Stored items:
>> begin

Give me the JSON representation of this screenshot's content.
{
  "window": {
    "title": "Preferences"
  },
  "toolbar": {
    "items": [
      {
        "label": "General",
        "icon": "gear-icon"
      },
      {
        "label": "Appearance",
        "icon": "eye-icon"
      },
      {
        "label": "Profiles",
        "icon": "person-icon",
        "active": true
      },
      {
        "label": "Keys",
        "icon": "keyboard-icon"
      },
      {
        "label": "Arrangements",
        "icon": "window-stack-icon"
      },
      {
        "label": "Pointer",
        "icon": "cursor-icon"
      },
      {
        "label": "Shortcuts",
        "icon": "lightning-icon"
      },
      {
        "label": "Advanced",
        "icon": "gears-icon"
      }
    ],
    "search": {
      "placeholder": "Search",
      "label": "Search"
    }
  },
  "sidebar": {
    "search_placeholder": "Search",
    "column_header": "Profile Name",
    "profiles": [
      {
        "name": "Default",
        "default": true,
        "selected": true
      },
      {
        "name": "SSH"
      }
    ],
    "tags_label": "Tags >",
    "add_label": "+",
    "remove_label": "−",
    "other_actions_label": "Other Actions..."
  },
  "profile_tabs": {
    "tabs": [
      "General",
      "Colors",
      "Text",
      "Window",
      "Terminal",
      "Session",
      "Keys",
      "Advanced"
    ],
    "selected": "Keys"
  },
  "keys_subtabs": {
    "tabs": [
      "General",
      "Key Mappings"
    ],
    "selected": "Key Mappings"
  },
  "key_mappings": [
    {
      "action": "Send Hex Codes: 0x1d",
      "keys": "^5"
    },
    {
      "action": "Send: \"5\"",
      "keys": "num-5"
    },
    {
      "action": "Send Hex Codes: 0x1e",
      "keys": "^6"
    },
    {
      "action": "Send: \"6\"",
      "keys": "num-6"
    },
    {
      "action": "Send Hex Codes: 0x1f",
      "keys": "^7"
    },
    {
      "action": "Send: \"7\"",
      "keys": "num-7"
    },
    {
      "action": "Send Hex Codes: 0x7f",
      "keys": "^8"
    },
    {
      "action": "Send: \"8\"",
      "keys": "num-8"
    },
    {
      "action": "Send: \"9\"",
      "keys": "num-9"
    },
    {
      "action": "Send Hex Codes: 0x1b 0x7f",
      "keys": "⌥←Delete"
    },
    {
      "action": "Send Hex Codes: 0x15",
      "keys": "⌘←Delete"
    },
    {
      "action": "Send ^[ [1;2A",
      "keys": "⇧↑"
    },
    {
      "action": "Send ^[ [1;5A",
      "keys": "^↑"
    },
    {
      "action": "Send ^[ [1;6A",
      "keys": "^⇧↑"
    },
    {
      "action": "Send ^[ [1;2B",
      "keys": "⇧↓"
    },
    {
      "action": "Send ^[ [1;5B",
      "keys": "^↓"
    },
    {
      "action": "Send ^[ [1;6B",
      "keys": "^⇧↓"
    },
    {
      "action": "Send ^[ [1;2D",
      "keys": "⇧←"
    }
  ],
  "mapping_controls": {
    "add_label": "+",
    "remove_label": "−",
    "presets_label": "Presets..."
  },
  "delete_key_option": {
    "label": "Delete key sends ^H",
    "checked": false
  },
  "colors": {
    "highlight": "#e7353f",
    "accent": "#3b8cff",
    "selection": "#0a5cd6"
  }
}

>> end

◆ Goal: Nothing in the data may differ; print all of it exactly as written.

◆ Response to this exercise:
Give me the JSON representation of this screenshot's content.
{
  "window": {
    "title": "Preferences"
  },
  "toolbar": {
    "items": [
      {
        "label": "General",
        "icon": "gear-icon"
      },
      {
        "label": "Appearance",
        "icon": "eye-icon"
      },
      {
        "label": "Profiles",
        "icon": "person-icon",
        "active": true
      },
      {
        "label": "Keys",
        "icon": "keyboard-icon"
      },
      {
        "label": "Arrangements",
        "icon": "window-stack-icon"
      },
      {
        "label": "Pointer",
        "icon": "cursor-icon"
      },
      {
        "label": "Shortcuts",
        "icon": "lightning-icon"
      },
      {
        "label": "Advanced",
        "icon": "gears-icon"
      }
    ],
    "search": {
      "placeholder": "Search",
      "label": "Search"
    }
  },
  "sidebar": {
    "search_placeholder": "Search",
    "column_header": "Profile Name",
    "profiles": [
      {
        "name": "Default",
        "default": true,
        "selected": true
      },
      {
        "name": "SSH"
      }
    ],
    "tags_label": "Tags >",
    "add_label": "+",
    "remove_label": "−",
    "other_actions_label": "Other Actions..."
  },
  "profile_tabs": {
    "tabs": [
      "General",
      "Colors",
      "Text",
      "Window",
      "Terminal",
      "Session",
      "Keys",
      "Advanced"
    ],
    "selected": "Keys"
  },
  "keys_subtabs": {
    "tabs": [
      "General",
      "Key Mappings"
    ],
    "selected": "Key Mappings"
  },
  "key_mappings": [
    {
      "action": "Send Hex Codes: 0x1d",
      "keys": "^5"
    },
    {
      "action": "Send: \"5\"",
      "keys": "num-5"
    },
    {
      "action": "Send Hex Codes: 0x1e",
      "keys": "^6"
    },
    {
      "action": "Send: \"6\"",
      "keys": "num-6"
    },
    {
      "action": "Send Hex Codes: 0x1f",
      "keys": "^7"
    },
    {
      "action": "Send: \"7\"",
      "keys": "num-7"
    },
    {
      "action": "Send Hex Codes: 0x7f",
      "keys": "^8"
    },
    {
      "action": "Send: \"8\"",
      "keys": "num-8"
    },
    {
      "action": "Send: \"9\"",
      "keys": "num-9"
    },
    {
      "action": "Send Hex Codes: 0x1b 0x7f",
      "keys": "⌥←Delete"
    },
    {
      "action": "Send Hex Codes: 0x15",
      "keys": "⌘←Delete"
    },
    {
      "action": "Send ^[ [1;2A",
      "keys": "⇧↑"
    },
    {
      "action": "Send ^[ [1;5A",
      "keys": "^↑"
    },
    {
      "action": "Send ^[ [1;6A",
      "keys": "^⇧↑"
    },
    {
      "action": "Send ^[ [1;2B",
      "keys": "⇧↓"
    },
    {
      "action": "Send ^[ [1;5B",
      "keys": "^↓"
    },
    {
      "action": "Send ^[ [1;6B",
      "keys": "^⇧↓"
    },
    {
      "action": "Send ^[ [1;2D",
      "keys": "⇧←"
    }
  ],
  "mapping_controls": {
    "add_label": "+",
    "remove_label": "−",
    "presets_label": "Presets..."
  },
  "delete_key_option": {
    "label": "Delete key sends ^H",
    "checked": false
  },
  "colors": {
    "highlight": "#e7353f",
    "accent": "#3b8cff",
    "selection": "#0a5cd6"
  }
}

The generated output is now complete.